REQUIRED TASK:
Copy everything in the data below exactly except the pictures.

RAW DATA:
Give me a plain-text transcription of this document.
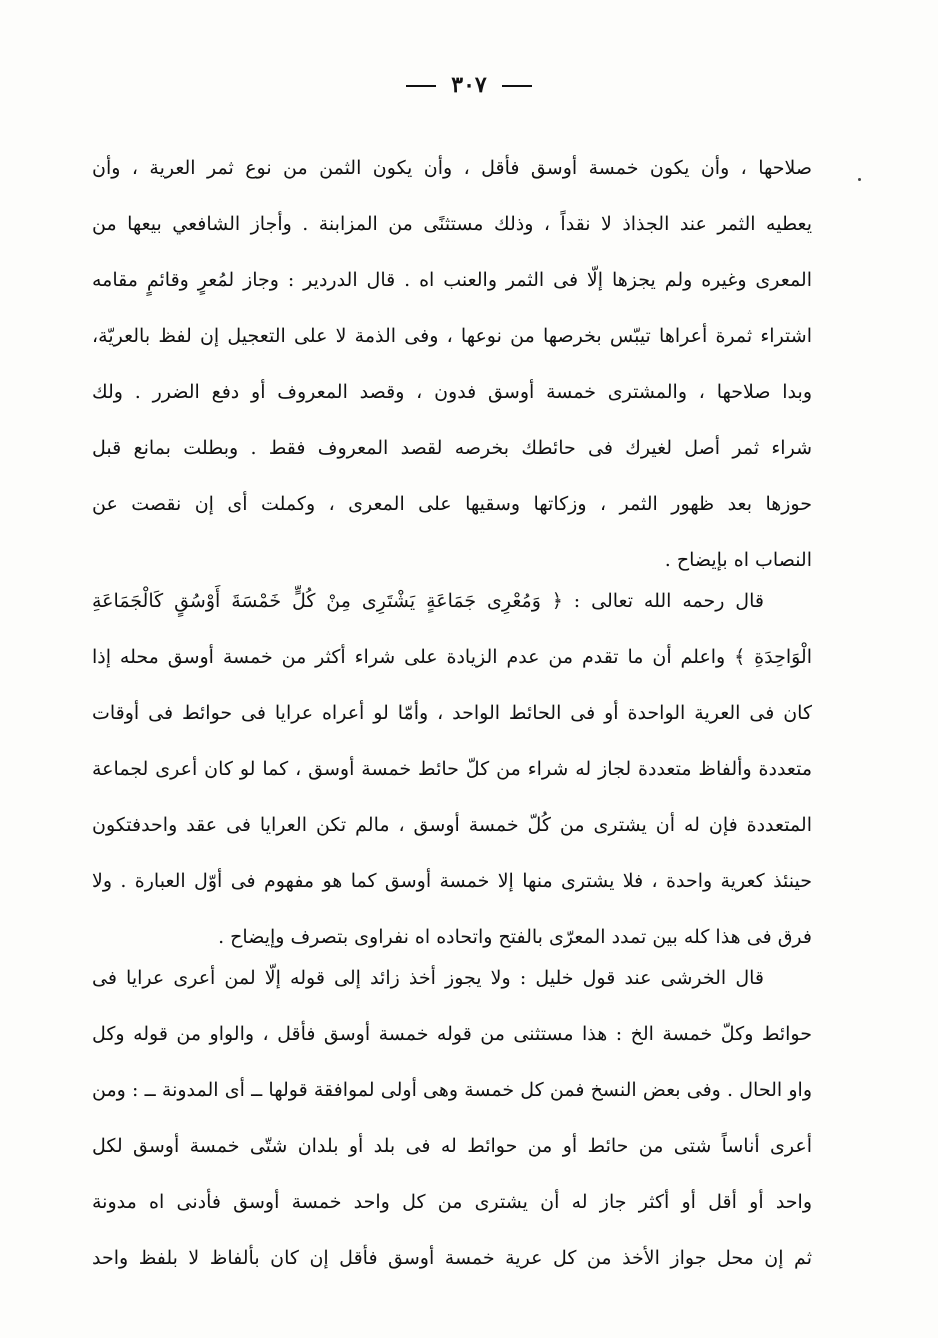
٣٠٧
صلاحها ، وأن يكون خمسة أوسق فأقل ، وأن يكون الثمن من نوع ثمر العرية ، وأن
يعطيه الثمر عند الجذاذ لا نقداً ، وذلك مستثنًى من المزابنة . وأجاز الشافعي بيعها من
المعرى وغيره ولم يجزها إلّا فى الثمر والعنب اه . قال الدردير : وجاز لمُعرٍ وقائمٍ مقامه
اشتراء ثمرة أعراها تيبّس بخرصها من نوعها ، وفى الذمة لا على التعجيل إن لفظ بالعريّة،
وبدا صلاحها ، والمشترى خمسة أوسق فدون ، وقصد المعروف أو دفع الضرر . ولك
شراء ثمر أصل لغيرك فى حائطك بخرصه لقصد المعروف فقط . وبطلت بمانع قبل
حوزها بعد ظهور الثمر ، وزكاتها وسقيها على المعرى ، وكملت أى إن نقصت عن
النصاب اه بإيضاح .
قال رحمه الله تعالى : ﴿ وَمُعْرِى جَمَاعَةٍ يَشْتَرِى مِنْ كُلٍّ خَمْسَةَ أَوْسُقٍ كَالْجَمَاعَةِ
الْوَاحِدَةِ ﴾ واعلم أن ما تقدم من عدم الزيادة على شراء أكثر من خمسة أوسق محله إذا
كان فى العرية الواحدة أو فى الحائط الواحد ، وأمّا لو أعراه عرايا فى حوائط فى أوقات
متعددة وألفاظ متعددة لجاز له شراء من كلّ حائط خمسة أوسق ، كما لو كان أعرى لجماعة
المتعددة فإن له أن يشترى من كُلّ خمسة أوسق ، مالم تكن العرايا فى عقد واحدفتكون
حينئذ كعرية واحدة ، فلا يشترى منها إلا خمسة أوسق كما هو مفهوم فى أوّل العبارة . ولا
فرق فى هذا كله بين تمدد المعرّى بالفتح واتحاده اه نفراوى بتصرف وإيضاح .
قال الخرشى عند قول خليل : ولا يجوز أخذ زائد إلى قوله إلّا لمن أعرى عرايا فى
حوائط وكلّ خمسة الخ : هذا مستثنى من قوله خمسة أوسق فأقل ، والواو من قوله وكل
واو الحال . وفى بعض النسخ فمن كل خمسة وهى أولى لموافقة قولها ــ أى المدونة ــ : ومن
أعرى أناساً شتى من حائط أو من حوائط له فى بلد أو بلدان شتّى خمسة أوسق لكل
واحد أو أقل أو أكثر جاز له أن يشترى من كل واحد خمسة أوسق فأدنى اه مدونة
ثم إن محل جواز الأخذ من كل عرية خمسة أوسق فأقل إن كان بألفاظ لا بلفظ واحد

TASK OUTPUT:
Give me a plain-text transcription of this document.
٣٠٧
صلاحها ، وأن يكون خمسة أوسق فأقل ، وأن يكون الثمن من نوع ثمر العرية ، وأن
يعطيه الثمر عند الجذاذ لا نقداً ، وذلك مستثنًى من المزابنة . وأجاز الشافعي بيعها من
المعرى وغيره ولم يجزها إلّا فى الثمر والعنب اه . قال الدردير : وجاز لمُعرٍ وقائمٍ مقامه
اشتراء ثمرة أعراها تيبّس بخرصها من نوعها ، وفى الذمة لا على التعجيل إن لفظ بالعريّة،
وبدا صلاحها ، والمشترى خمسة أوسق فدون ، وقصد المعروف أو دفع الضرر . ولك
شراء ثمر أصل لغيرك فى حائطك بخرصه لقصد المعروف فقط . وبطلت بمانع قبل
حوزها بعد ظهور الثمر ، وزكاتها وسقيها على المعرى ، وكملت أى إن نقصت عن
النصاب اه بإيضاح .
قال رحمه الله تعالى : ﴿ وَمُعْرِى جَمَاعَةٍ يَشْتَرِى مِنْ كُلٍّ خَمْسَةَ أَوْسُقٍ كَالْجَمَاعَةِ
الْوَاحِدَةِ ﴾ واعلم أن ما تقدم من عدم الزيادة على شراء أكثر من خمسة أوسق محله إذا
كان فى العرية الواحدة أو فى الحائط الواحد ، وأمّا لو أعراه عرايا فى حوائط فى أوقات
متعددة وألفاظ متعددة لجاز له شراء من كلّ حائط خمسة أوسق ، كما لو كان أعرى لجماعة
المتعددة فإن له أن يشترى من كُلّ خمسة أوسق ، مالم تكن العرايا فى عقد واحدفتكون
حينئذ كعرية واحدة ، فلا يشترى منها إلا خمسة أوسق كما هو مفهوم فى أوّل العبارة . ولا
فرق فى هذا كله بين تمدد المعرّى بالفتح واتحاده اه نفراوى بتصرف وإيضاح .
قال الخرشى عند قول خليل : ولا يجوز أخذ زائد إلى قوله إلّا لمن أعرى عرايا فى
حوائط وكلّ خمسة الخ : هذا مستثنى من قوله خمسة أوسق فأقل ، والواو من قوله وكل
واو الحال . وفى بعض النسخ فمن كل خمسة وهى أولى لموافقة قولها ــ أى المدونة ــ : ومن
أعرى أناساً شتى من حائط أو من حوائط له فى بلد أو بلدان شتّى خمسة أوسق لكل
واحد أو أقل أو أكثر جاز له أن يشترى من كل واحد خمسة أوسق فأدنى اه مدونة
ثم إن محل جواز الأخذ من كل عرية خمسة أوسق فأقل إن كان بألفاظ لا بلفظ واحد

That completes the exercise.